#### Input data ####

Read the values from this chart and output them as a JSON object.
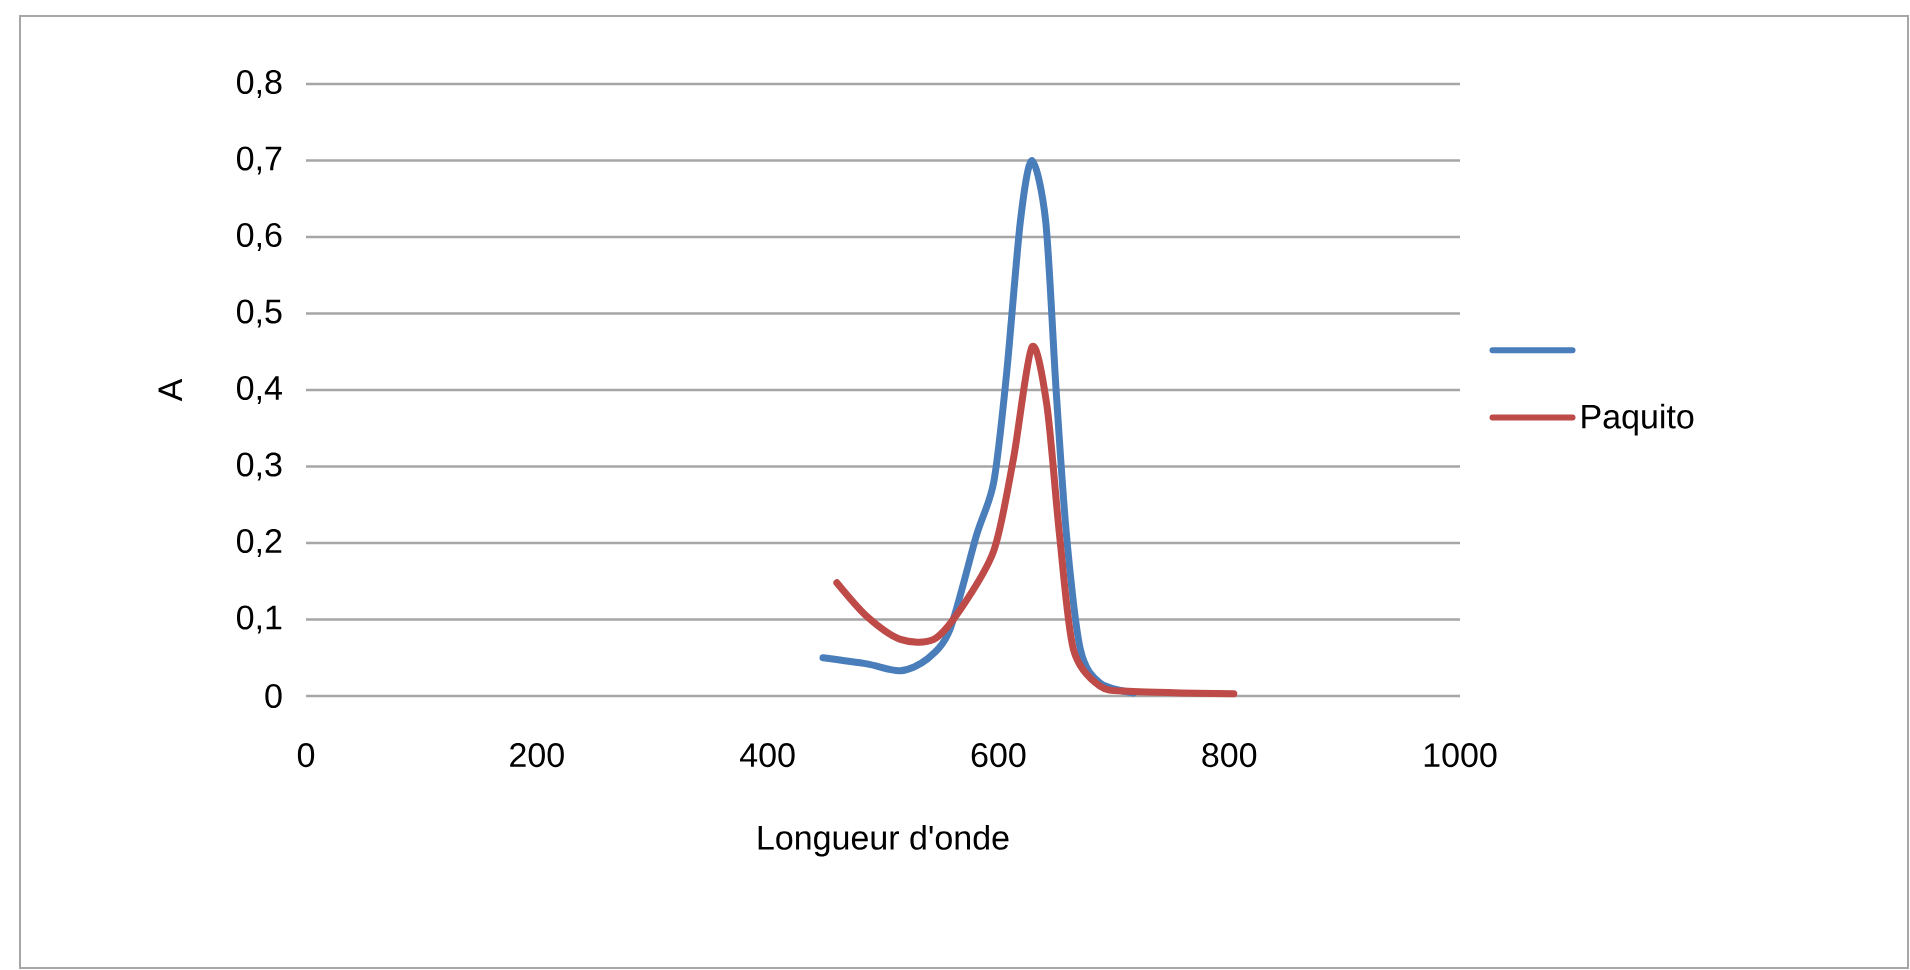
{
  "chart_data": {
    "type": "line",
    "xlabel": "Longueur d'onde",
    "ylabel": "A",
    "xlim": [
      0,
      1000
    ],
    "xticks": [
      0,
      200,
      400,
      600,
      800,
      1000
    ],
    "ylim": [
      0,
      0.8
    ],
    "yticks": [
      {
        "value": 0,
        "label": "0"
      },
      {
        "value": 0.1,
        "label": "0,1"
      },
      {
        "value": 0.2,
        "label": "0,2"
      },
      {
        "value": 0.3,
        "label": "0,3"
      },
      {
        "value": 0.4,
        "label": "0,4"
      },
      {
        "value": 0.5,
        "label": "0,5"
      },
      {
        "value": 0.6,
        "label": "0,6"
      },
      {
        "value": 0.7,
        "label": "0,7"
      },
      {
        "value": 0.8,
        "label": "0,8"
      }
    ],
    "grid": "y",
    "legend": "right",
    "marker": "none",
    "line_style": "solid",
    "series": [
      {
        "color": "#4a7ebb",
        "x": [
          448,
          486,
          515,
          538,
          558,
          581,
          596,
          607,
          619,
          629,
          641,
          650,
          659,
          671,
          688,
          717
        ],
        "values": [
          0.05,
          0.042,
          0.033,
          0.048,
          0.087,
          0.21,
          0.28,
          0.42,
          0.62,
          0.7,
          0.62,
          0.4,
          0.21,
          0.061,
          0.017,
          0.004
        ]
      },
      {
        "name": "Paquito",
        "color": "#be4b48",
        "x": [
          460,
          486,
          515,
          544,
          567,
          596,
          613,
          629,
          642,
          653,
          665,
          688,
          717,
          804
        ],
        "values": [
          0.148,
          0.104,
          0.074,
          0.074,
          0.113,
          0.19,
          0.31,
          0.456,
          0.38,
          0.21,
          0.061,
          0.013,
          0.006,
          0.003
        ]
      }
    ]
  }
}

####

*Exercise*: Leave the pictures out and print the records above exactly as they stand.

*Final result*:
Read the values from this chart and output them as a JSON object.
{
  "chart_data": {
    "type": "line",
    "xlabel": "Longueur d'onde",
    "ylabel": "A",
    "xlim": [
      0,
      1000
    ],
    "xticks": [
      0,
      200,
      400,
      600,
      800,
      1000
    ],
    "ylim": [
      0,
      0.8
    ],
    "yticks": [
      {
        "value": 0,
        "label": "0"
      },
      {
        "value": 0.1,
        "label": "0,1"
      },
      {
        "value": 0.2,
        "label": "0,2"
      },
      {
        "value": 0.3,
        "label": "0,3"
      },
      {
        "value": 0.4,
        "label": "0,4"
      },
      {
        "value": 0.5,
        "label": "0,5"
      },
      {
        "value": 0.6,
        "label": "0,6"
      },
      {
        "value": 0.7,
        "label": "0,7"
      },
      {
        "value": 0.8,
        "label": "0,8"
      }
    ],
    "grid": "y",
    "legend": "right",
    "marker": "none",
    "line_style": "solid",
    "series": [
      {
        "color": "#4a7ebb",
        "x": [
          448,
          486,
          515,
          538,
          558,
          581,
          596,
          607,
          619,
          629,
          641,
          650,
          659,
          671,
          688,
          717
        ],
        "values": [
          0.05,
          0.042,
          0.033,
          0.048,
          0.087,
          0.21,
          0.28,
          0.42,
          0.62,
          0.7,
          0.62,
          0.4,
          0.21,
          0.061,
          0.017,
          0.004
        ]
      },
      {
        "name": "Paquito",
        "color": "#be4b48",
        "x": [
          460,
          486,
          515,
          544,
          567,
          596,
          613,
          629,
          642,
          653,
          665,
          688,
          717,
          804
        ],
        "values": [
          0.148,
          0.104,
          0.074,
          0.074,
          0.113,
          0.19,
          0.31,
          0.456,
          0.38,
          0.21,
          0.061,
          0.013,
          0.006,
          0.003
        ]
      }
    ]
  }
}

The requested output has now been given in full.